If your reading this and fancy some trout action yourself, please note that all angling clubs are different in their rules regarding trout fishing during the closed season with most either being fly only or not allowing it whatsoever so it's worth asking the question before rocking up to the river and starting to chuck lures everywhere. You could save yourself from being banned or ending up in court!

It was an overcast day with a biting wind and the river was carrying slightly but it was good to be back fishing running water again albeit in a somewhat limited way. I started the day fishing tiny jigheads with creature type lures such as micro shrimps and crayfish with little success other than a few gentle taps. As lunchtime approached I switched to a dropshot setup and caught a small browny straight away and I really thought I'd found the method of the day, how wrong I was!

Nothing else happened for an hour or so so I decided to change to a tiny crankbait I had in my bag. It was a mega cheap thing I'd ordered on eBay for about £1.50 and to be honest I'd only brought it along to see what action, if any, it had. As you can imagine I was somewhat shocked when my first cast resulted in a savage thump and a lost fish!


Over the next hour I hooked several Trout and the takes were properly violent. I missed several good thumps in various swims but still ended up landing five fish so the day turned out to be a good one after all!

Since the back end of April the lure match calendar has really begun to kick in and my first one for a while was the 1st round of the LACC pairs league which was held at knowle locks on the GUC.

· · · · · · ·

_PROBLEM 1_
In the trout fishing excerpt, rewrite the paragraph starting "It was an overcast day" more briefly, keeping its main facts.

_GIVEN DATA_
· · · · · · ·

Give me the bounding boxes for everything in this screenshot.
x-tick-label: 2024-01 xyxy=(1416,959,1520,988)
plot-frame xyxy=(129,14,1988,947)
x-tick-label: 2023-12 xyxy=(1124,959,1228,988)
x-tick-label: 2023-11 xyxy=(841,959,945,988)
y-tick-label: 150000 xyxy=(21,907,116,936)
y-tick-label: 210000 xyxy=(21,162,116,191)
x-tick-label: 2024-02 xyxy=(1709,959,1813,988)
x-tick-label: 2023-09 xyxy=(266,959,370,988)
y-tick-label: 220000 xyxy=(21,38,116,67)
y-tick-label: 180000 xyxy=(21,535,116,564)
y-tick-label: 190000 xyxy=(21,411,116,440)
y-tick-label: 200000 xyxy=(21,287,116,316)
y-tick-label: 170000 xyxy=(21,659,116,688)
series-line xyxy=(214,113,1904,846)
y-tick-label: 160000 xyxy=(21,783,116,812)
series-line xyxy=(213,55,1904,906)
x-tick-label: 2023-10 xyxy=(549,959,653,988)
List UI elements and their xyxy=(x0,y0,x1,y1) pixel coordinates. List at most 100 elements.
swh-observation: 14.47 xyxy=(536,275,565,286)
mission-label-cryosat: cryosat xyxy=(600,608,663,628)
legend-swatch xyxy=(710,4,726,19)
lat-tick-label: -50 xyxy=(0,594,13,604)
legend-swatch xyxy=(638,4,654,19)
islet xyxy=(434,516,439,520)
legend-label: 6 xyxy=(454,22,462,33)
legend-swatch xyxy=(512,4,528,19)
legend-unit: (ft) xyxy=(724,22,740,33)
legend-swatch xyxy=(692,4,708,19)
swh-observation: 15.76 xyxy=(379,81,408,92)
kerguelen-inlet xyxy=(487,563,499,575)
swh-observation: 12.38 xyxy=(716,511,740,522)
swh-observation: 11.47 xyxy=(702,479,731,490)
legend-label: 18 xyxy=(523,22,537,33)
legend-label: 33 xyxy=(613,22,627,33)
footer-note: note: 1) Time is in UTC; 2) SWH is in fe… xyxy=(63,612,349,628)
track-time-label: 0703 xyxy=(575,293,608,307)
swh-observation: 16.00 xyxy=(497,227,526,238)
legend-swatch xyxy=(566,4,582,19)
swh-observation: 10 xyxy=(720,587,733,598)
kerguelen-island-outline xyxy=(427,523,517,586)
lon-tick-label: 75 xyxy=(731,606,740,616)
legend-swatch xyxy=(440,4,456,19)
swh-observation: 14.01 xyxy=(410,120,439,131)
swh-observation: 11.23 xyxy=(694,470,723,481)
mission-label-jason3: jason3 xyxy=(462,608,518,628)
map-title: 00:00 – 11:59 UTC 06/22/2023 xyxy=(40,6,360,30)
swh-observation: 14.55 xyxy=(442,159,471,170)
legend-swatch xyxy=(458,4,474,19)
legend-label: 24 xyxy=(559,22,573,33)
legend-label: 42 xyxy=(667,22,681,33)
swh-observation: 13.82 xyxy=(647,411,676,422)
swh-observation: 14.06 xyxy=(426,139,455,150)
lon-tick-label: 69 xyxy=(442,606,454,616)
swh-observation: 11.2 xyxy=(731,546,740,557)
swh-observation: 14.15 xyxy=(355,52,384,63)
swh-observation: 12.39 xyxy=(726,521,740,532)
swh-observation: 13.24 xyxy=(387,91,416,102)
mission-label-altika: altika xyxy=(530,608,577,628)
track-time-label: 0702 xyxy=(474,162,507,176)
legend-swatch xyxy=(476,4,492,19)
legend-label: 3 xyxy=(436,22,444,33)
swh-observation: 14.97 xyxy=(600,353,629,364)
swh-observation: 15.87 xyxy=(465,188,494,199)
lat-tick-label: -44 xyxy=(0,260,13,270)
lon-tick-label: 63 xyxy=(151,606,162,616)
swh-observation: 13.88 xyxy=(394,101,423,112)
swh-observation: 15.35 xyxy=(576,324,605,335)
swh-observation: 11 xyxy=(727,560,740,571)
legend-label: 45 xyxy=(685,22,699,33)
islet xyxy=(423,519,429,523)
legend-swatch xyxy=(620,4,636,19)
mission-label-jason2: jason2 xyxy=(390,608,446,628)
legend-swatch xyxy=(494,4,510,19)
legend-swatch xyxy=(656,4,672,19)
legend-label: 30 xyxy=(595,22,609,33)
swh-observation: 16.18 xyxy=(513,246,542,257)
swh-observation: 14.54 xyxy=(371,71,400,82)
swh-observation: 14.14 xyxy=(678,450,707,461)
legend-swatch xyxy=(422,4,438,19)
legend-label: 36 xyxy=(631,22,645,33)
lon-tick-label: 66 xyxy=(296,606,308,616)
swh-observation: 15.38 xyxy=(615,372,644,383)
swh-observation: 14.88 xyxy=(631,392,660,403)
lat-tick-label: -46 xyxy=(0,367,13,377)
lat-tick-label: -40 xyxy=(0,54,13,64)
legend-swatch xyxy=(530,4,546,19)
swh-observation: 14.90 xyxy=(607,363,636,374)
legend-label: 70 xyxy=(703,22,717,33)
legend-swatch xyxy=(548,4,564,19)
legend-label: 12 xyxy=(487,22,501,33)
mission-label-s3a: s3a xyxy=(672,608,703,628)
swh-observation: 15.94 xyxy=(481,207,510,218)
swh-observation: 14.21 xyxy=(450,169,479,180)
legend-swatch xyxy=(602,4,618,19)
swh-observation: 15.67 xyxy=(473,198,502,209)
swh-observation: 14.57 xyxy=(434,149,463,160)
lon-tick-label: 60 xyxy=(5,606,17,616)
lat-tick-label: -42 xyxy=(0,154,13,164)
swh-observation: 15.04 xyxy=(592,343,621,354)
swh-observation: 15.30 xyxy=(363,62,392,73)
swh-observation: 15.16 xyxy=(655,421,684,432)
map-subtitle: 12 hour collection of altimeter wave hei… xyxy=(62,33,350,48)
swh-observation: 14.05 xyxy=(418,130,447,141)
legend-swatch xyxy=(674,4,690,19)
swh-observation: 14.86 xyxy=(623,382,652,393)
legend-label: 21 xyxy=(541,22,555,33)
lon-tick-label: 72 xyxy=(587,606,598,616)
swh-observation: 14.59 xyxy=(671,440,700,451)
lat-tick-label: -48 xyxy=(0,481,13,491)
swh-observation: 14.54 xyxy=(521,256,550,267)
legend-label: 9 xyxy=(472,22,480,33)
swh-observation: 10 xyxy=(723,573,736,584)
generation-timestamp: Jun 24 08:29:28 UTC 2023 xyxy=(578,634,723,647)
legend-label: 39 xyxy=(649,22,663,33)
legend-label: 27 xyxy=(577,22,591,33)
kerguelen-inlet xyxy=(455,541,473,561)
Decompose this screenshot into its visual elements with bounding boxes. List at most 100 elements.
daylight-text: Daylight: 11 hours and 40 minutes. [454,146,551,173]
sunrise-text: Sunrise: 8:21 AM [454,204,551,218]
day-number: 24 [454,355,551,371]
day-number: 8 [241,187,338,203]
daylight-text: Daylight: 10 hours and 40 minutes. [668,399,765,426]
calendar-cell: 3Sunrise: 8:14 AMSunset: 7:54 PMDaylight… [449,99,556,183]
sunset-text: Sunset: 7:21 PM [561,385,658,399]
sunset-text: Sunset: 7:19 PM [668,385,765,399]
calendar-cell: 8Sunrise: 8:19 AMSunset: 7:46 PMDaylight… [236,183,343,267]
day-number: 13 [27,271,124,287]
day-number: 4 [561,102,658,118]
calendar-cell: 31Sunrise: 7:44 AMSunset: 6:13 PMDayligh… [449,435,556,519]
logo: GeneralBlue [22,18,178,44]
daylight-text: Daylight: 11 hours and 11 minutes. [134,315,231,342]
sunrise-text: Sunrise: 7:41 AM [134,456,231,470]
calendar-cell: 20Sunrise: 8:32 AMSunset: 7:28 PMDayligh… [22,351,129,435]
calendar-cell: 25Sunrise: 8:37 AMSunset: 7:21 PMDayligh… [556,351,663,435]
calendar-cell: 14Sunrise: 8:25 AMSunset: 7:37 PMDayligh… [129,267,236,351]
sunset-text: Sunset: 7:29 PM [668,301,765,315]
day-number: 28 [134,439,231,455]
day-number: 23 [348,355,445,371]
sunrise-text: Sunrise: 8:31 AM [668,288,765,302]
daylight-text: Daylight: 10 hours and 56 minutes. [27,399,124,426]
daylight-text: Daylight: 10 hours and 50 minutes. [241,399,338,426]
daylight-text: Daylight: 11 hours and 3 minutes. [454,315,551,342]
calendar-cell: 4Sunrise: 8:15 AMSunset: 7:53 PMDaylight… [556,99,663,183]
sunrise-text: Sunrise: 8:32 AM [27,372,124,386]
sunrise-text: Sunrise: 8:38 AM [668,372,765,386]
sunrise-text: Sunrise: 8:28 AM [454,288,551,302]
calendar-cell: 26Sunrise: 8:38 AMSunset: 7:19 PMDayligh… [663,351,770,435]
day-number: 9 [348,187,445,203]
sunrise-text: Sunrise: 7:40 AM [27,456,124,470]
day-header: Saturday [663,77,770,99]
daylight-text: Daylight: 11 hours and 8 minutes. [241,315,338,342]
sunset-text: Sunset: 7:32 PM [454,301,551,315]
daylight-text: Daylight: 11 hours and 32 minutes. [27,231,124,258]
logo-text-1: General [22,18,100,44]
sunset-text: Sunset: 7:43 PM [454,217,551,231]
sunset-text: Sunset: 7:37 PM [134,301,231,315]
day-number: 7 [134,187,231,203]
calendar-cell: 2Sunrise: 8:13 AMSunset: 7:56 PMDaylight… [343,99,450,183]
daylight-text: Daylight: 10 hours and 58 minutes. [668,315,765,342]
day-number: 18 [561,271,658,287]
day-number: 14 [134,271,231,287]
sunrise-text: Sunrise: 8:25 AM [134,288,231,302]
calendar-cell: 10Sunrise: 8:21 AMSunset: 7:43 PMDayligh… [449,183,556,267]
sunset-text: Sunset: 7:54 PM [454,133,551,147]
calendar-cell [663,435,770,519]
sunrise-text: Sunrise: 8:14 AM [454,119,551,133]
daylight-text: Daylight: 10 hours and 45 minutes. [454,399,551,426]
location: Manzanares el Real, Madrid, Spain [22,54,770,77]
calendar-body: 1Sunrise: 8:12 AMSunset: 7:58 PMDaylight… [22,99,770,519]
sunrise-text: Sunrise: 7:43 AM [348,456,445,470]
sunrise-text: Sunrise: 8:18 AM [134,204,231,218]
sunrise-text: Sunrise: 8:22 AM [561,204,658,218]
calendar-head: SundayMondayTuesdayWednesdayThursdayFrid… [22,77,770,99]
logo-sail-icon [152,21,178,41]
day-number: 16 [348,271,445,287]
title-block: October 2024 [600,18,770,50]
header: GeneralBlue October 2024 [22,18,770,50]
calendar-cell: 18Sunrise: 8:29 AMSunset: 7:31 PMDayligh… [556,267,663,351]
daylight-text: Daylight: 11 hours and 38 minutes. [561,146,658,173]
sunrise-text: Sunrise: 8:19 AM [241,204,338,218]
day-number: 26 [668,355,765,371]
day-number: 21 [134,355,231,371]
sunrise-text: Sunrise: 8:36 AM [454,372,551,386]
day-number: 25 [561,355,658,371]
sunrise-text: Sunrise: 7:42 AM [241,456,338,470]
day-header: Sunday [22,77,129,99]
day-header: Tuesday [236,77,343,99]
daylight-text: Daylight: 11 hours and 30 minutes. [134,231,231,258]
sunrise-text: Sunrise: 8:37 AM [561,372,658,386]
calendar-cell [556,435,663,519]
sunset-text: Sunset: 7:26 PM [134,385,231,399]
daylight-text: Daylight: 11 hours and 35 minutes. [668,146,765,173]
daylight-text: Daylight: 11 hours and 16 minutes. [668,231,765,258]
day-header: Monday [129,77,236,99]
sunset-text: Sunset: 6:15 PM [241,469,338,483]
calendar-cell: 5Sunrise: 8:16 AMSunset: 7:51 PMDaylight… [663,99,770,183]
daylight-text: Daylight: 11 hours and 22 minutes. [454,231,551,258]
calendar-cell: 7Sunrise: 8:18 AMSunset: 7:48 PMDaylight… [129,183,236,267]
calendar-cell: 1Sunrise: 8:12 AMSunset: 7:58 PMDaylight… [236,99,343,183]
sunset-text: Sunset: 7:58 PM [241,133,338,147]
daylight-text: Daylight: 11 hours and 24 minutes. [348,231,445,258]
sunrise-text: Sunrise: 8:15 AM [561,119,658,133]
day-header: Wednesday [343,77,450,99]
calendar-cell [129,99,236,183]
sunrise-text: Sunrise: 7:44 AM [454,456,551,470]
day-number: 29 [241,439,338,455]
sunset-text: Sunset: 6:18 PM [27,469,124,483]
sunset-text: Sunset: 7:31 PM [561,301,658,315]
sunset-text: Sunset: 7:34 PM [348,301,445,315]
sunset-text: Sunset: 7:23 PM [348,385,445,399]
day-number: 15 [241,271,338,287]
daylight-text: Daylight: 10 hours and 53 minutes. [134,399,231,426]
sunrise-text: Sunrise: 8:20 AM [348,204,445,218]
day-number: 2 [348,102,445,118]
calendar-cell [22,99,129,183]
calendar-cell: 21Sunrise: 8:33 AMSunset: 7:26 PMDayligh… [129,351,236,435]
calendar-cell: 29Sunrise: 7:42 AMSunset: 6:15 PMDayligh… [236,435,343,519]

· · · · · · ·

_PROBLEM 2_
In the listing, start at the first line and stop after the line that contains "x-tick-label: 2024-02 xyxy=(1709,959,1813,988)". Replace "x-tick-label" with "date-label" in those lines, leave everything else unchanged, and give only those lines.

_EXPECTED ANSWER 1_
On an overcast, windy day with the river carrying slightly, I was glad to be fishing running water again, even in a limited way. Tiny jigheads with micro shrimp and crayfish lures got only a few gentle taps. Near lunchtime I switched to a dropshot setup and caught a small brown trout right away. I thought I'd found the method of the day, but I was wrong.

_EXPECTED ANSWER 2_
Give me the bounding boxes for everything in this screenshot.
date-label: 2024-01 xyxy=(1416,959,1520,988)
plot-frame xyxy=(129,14,1988,947)
date-label: 2023-12 xyxy=(1124,959,1228,988)
date-label: 2023-11 xyxy=(841,959,945,988)
y-tick-label: 150000 xyxy=(21,907,116,936)
y-tick-label: 210000 xyxy=(21,162,116,191)
date-label: 2024-02 xyxy=(1709,959,1813,988)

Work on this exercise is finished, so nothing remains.